> _SET PROBLEM_: No images are to be carried over; print all other material exactly as it stands.

> _INFORMATION GIVEN_:
"""
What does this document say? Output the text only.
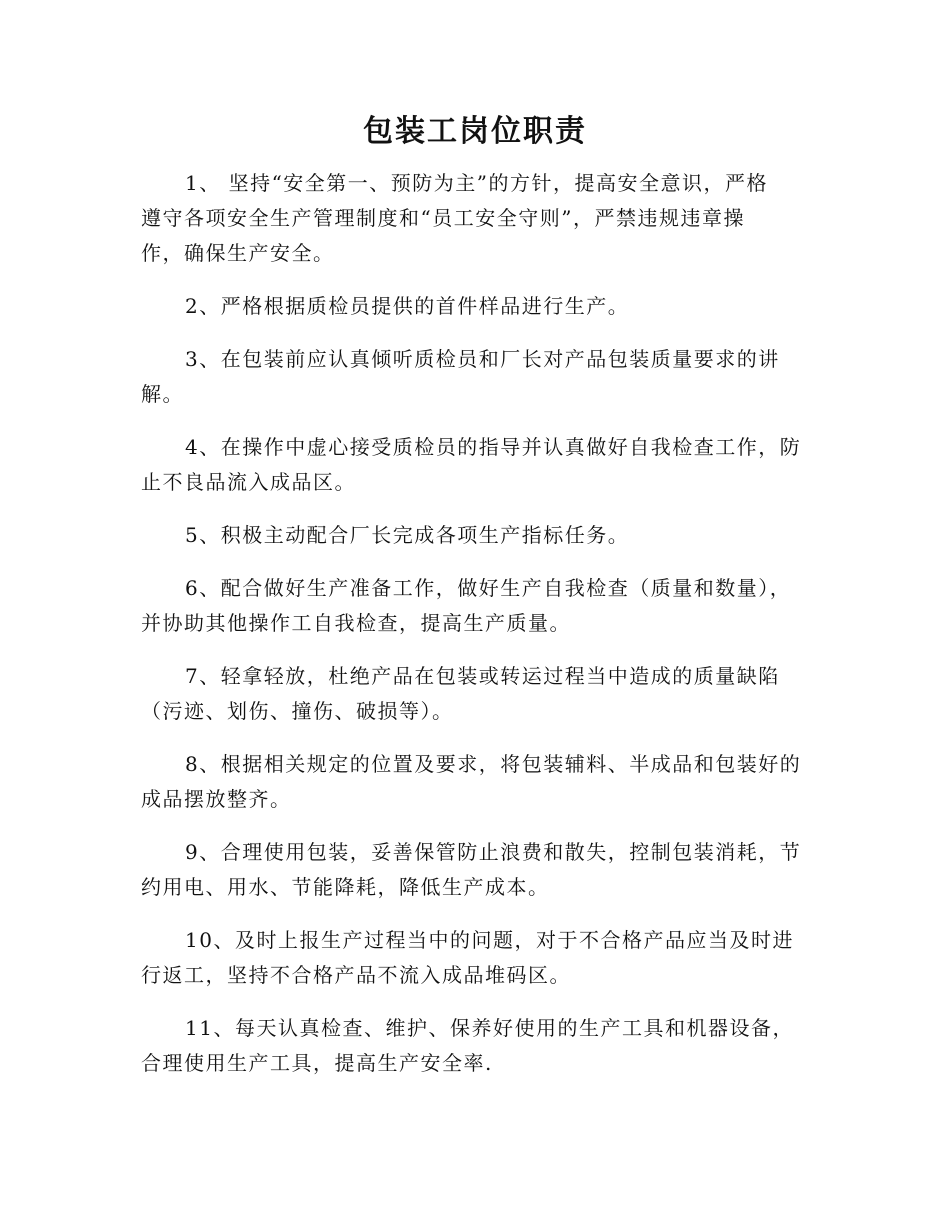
包装工岗位职责

1、 坚持“安全第一、预防为主”的方针，提高安全意识，严格
遵守各项安全生产管理制度和“员工安全守则”，严禁违规违章操
作，确保生产安全。

2、严格根据质检员提供的首件样品进行生产。

3、在包装前应认真倾听质检员和厂长对产品包装质量要求的讲
解。

4、在操作中虚心接受质检员的指导并认真做好自我检查工作，防
止不良品流入成品区。

5、积极主动配合厂长完成各项生产指标任务。

6、配合做好生产准备工作，做好生产自我检查（质量和数量），
并协助其他操作工自我检查，提高生产质量。

7、轻拿轻放，杜绝产品在包装或转运过程当中造成的质量缺陷
（污迹、划伤、撞伤、破损等）。

8、根据相关规定的位置及要求，将包装辅料、半成品和包装好的
成品摆放整齐。

9、合理使用包装，妥善保管防止浪费和散失，控制包装消耗，节
约用电、用水、节能降耗，降低生产成本。

10、及时上报生产过程当中的问题，对于不合格产品应当及时进
行返工，坚持不合格产品不流入成品堆码区。

11、每天认真检查、维护、保养好使用的生产工具和机器设备，
合理使用生产工具，提高生产安全率.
"""
> _WORKED SOLUTION_:
What does this document say? Output the text only.
包装工岗位职责

1、 坚持“安全第一、预防为主”的方针，提高安全意识，严格
遵守各项安全生产管理制度和“员工安全守则”，严禁违规违章操
作，确保生产安全。

2、严格根据质检员提供的首件样品进行生产。

3、在包装前应认真倾听质检员和厂长对产品包装质量要求的讲
解。

4、在操作中虚心接受质检员的指导并认真做好自我检查工作，防
止不良品流入成品区。

5、积极主动配合厂长完成各项生产指标任务。

6、配合做好生产准备工作，做好生产自我检查（质量和数量），
并协助其他操作工自我检查，提高生产质量。

7、轻拿轻放，杜绝产品在包装或转运过程当中造成的质量缺陷
（污迹、划伤、撞伤、破损等）。

8、根据相关规定的位置及要求，将包装辅料、半成品和包装好的
成品摆放整齐。

9、合理使用包装，妥善保管防止浪费和散失，控制包装消耗，节
约用电、用水、节能降耗，降低生产成本。

10、及时上报生产过程当中的问题，对于不合格产品应当及时进
行返工，坚持不合格产品不流入成品堆码区。

11、每天认真检查、维护、保养好使用的生产工具和机器设备，
合理使用生产工具，提高生产安全率.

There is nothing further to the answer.